_EXERCISE:_ Beginning at the line that contains "Decode this image" and ending at the last line of the entries, write out each line exactly; include nothing outside that span.

_DATASET RECORDS:_
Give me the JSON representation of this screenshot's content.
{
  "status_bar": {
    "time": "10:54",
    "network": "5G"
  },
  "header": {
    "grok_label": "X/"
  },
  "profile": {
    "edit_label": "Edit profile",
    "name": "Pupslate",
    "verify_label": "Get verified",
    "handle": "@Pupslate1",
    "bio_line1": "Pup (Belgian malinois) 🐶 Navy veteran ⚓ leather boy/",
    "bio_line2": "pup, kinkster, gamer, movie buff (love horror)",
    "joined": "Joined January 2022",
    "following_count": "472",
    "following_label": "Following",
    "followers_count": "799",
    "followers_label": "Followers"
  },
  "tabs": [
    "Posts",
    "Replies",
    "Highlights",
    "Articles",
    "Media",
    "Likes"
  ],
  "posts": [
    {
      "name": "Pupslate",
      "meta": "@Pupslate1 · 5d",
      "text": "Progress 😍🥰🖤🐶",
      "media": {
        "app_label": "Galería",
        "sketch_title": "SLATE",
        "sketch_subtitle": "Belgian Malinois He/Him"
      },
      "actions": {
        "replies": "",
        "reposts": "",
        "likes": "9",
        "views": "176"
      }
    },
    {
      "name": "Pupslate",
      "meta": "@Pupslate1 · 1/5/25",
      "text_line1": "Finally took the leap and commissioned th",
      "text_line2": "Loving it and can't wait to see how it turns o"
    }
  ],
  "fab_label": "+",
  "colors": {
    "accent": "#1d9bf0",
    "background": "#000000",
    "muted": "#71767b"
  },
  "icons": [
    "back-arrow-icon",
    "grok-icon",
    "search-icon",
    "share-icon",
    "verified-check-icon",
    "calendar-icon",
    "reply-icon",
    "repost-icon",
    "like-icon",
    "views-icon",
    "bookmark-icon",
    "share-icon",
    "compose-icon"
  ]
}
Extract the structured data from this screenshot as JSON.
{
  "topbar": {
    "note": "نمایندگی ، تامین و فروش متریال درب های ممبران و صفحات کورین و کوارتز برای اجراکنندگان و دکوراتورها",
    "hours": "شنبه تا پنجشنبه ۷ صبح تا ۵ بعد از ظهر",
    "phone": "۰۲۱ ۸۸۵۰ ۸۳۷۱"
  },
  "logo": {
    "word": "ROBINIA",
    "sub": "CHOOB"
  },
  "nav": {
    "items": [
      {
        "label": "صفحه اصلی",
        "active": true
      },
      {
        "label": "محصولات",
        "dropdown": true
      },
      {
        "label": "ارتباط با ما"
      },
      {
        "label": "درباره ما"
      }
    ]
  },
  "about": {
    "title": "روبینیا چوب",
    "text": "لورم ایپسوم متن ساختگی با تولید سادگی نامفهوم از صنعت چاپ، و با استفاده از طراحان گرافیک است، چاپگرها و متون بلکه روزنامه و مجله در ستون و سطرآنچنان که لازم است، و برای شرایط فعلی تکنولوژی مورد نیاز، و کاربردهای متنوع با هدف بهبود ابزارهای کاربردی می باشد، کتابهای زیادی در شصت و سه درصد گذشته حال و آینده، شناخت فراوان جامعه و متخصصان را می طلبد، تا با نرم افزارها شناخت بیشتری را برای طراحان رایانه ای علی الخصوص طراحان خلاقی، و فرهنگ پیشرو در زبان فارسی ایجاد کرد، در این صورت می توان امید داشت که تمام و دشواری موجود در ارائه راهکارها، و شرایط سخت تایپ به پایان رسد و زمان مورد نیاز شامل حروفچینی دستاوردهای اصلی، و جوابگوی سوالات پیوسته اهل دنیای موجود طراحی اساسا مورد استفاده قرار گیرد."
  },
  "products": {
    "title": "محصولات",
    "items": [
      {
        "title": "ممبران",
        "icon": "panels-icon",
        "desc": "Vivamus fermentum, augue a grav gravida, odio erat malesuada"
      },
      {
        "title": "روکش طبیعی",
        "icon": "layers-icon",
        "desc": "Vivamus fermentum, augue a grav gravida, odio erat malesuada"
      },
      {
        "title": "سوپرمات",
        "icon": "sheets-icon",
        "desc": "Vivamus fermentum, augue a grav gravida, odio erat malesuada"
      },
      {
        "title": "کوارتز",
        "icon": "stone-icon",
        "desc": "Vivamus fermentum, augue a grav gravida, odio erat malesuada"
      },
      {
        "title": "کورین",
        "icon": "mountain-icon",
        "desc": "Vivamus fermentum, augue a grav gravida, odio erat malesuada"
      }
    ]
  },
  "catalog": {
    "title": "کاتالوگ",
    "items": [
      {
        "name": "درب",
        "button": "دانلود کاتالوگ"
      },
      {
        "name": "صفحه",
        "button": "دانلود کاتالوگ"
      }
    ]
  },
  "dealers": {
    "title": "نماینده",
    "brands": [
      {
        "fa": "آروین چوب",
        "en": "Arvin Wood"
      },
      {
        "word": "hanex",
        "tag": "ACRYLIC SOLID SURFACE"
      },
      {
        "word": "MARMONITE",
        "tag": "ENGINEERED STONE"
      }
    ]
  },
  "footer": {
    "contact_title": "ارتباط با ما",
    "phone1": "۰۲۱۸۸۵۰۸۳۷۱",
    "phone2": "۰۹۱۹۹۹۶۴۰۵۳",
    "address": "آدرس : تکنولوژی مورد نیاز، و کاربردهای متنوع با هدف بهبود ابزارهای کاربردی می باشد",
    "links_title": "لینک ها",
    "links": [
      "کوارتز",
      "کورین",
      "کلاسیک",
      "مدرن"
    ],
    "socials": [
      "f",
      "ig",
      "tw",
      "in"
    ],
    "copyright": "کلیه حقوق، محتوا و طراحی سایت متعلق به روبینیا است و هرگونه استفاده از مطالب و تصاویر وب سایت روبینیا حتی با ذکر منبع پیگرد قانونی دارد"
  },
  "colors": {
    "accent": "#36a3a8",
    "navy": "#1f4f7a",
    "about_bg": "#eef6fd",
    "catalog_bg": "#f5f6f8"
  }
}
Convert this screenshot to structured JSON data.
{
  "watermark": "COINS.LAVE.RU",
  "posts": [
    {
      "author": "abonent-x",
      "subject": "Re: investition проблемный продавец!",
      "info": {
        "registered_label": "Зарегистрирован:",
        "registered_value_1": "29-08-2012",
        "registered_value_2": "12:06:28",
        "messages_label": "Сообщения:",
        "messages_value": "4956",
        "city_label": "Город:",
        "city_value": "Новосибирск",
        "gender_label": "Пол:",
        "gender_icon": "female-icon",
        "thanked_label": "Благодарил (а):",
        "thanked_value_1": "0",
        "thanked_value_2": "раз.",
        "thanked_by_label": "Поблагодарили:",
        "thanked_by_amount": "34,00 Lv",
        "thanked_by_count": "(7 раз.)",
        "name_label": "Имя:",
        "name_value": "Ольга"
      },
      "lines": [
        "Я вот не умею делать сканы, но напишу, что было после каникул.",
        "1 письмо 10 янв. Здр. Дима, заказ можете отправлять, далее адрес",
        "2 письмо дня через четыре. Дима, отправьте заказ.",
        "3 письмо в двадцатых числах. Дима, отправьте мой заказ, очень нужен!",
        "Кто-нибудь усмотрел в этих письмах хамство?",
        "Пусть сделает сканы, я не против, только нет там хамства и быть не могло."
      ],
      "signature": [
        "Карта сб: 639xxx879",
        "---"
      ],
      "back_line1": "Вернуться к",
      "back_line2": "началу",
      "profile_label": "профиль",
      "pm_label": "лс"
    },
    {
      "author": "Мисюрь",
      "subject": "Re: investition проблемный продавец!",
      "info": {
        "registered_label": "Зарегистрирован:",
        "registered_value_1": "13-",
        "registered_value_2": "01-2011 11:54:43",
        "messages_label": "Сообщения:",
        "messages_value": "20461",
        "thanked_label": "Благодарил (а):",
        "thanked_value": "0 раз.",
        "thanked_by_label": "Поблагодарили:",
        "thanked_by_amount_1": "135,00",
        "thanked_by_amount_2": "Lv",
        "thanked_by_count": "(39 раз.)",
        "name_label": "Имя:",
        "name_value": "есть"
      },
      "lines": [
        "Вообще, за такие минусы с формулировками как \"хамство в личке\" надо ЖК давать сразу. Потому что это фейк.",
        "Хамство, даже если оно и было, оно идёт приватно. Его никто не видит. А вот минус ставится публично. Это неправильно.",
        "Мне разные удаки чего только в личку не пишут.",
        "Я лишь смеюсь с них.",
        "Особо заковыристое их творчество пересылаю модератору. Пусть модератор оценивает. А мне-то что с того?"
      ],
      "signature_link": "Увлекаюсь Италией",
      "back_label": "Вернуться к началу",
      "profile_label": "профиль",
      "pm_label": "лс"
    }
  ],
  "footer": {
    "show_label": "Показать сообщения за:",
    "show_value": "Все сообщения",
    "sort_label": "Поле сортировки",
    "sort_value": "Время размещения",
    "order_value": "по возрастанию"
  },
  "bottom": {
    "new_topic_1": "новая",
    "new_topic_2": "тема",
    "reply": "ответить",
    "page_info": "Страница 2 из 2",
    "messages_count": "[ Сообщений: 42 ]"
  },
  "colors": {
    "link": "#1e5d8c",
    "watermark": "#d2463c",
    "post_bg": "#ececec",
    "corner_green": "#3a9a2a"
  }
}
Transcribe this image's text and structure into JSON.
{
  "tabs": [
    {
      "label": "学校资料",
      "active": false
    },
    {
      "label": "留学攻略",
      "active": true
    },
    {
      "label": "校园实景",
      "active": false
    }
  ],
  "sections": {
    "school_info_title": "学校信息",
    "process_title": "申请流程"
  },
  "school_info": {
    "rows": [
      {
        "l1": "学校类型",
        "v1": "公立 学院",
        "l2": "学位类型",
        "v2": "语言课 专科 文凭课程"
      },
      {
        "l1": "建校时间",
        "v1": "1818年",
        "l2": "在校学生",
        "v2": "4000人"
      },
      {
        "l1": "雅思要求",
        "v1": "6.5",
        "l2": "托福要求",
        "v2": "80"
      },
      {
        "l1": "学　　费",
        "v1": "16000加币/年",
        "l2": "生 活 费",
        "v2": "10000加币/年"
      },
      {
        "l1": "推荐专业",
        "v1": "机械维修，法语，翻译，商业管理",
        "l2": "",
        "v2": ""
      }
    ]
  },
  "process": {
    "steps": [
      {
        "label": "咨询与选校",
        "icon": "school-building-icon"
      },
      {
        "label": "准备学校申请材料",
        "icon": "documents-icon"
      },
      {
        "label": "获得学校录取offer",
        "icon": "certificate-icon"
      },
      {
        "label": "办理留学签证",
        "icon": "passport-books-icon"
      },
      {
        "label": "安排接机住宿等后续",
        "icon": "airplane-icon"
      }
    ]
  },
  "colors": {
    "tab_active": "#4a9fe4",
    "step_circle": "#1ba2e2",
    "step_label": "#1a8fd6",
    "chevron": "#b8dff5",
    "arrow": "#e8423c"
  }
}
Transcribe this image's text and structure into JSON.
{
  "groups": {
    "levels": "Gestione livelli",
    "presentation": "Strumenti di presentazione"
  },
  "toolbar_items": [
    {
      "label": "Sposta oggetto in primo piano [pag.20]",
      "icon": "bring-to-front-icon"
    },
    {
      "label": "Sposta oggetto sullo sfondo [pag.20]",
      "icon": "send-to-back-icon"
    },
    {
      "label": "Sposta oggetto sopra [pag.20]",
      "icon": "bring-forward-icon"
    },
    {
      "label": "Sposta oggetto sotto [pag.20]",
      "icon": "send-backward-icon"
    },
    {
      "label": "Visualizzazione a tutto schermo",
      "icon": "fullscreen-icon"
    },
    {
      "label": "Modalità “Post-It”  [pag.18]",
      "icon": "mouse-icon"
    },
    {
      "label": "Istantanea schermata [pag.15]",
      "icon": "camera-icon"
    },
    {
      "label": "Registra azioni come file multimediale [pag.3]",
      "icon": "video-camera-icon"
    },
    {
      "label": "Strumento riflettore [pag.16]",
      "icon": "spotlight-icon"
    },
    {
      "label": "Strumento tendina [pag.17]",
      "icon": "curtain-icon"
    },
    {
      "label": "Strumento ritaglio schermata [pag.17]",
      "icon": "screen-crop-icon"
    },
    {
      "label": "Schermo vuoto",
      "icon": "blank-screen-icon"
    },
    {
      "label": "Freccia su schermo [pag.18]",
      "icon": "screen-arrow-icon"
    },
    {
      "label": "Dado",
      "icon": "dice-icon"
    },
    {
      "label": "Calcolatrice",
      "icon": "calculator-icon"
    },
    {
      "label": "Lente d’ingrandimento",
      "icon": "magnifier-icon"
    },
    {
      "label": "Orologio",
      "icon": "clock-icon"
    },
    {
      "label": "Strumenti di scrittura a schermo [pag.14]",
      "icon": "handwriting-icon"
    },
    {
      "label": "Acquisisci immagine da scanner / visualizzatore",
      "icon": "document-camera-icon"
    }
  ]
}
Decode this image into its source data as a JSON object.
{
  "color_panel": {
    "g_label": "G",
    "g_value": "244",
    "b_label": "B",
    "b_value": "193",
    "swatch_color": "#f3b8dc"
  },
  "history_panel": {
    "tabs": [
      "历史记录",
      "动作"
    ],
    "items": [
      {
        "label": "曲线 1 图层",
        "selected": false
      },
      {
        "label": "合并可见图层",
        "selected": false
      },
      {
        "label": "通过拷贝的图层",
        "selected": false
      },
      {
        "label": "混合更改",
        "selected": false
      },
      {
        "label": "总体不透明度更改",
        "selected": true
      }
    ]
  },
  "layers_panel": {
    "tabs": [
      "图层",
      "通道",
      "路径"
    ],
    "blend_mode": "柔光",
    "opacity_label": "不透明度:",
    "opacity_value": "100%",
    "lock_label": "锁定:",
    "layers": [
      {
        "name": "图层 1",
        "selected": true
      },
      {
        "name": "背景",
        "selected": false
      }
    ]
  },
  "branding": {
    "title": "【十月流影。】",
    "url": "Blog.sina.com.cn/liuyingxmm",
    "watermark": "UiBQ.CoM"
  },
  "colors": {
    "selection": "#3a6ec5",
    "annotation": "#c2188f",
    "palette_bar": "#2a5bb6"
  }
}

_RESULT OF THE EXERCISE:_
Decode this image into its source data as a JSON object.
{
  "color_panel": {
    "g_label": "G",
    "g_value": "244",
    "b_label": "B",
    "b_value": "193",
    "swatch_color": "#f3b8dc"
  },
  "history_panel": {
    "tabs": [
      "历史记录",
      "动作"
    ],
    "items": [
      {
        "label": "曲线 1 图层",
        "selected": false
      },
      {
        "label": "合并可见图层",
        "selected": false
      },
      {
        "label": "通过拷贝的图层",
        "selected": false
      },
      {
        "label": "混合更改",
        "selected": false
      },
      {
        "label": "总体不透明度更改",
        "selected": true
      }
    ]
  },
  "layers_panel": {
    "tabs": [
      "图层",
      "通道",
      "路径"
    ],
    "blend_mode": "柔光",
    "opacity_label": "不透明度:",
    "opacity_value": "100%",
    "lock_label": "锁定:",
    "layers": [
      {
        "name": "图层 1",
        "selected": true
      },
      {
        "name": "背景",
        "selected": false
      }
    ]
  },
  "branding": {
    "title": "【十月流影。】",
    "url": "Blog.sina.com.cn/liuyingxmm",
    "watermark": "UiBQ.CoM"
  },
  "colors": {
    "selection": "#3a6ec5",
    "annotation": "#c2188f",
    "palette_bar": "#2a5bb6"
  }
}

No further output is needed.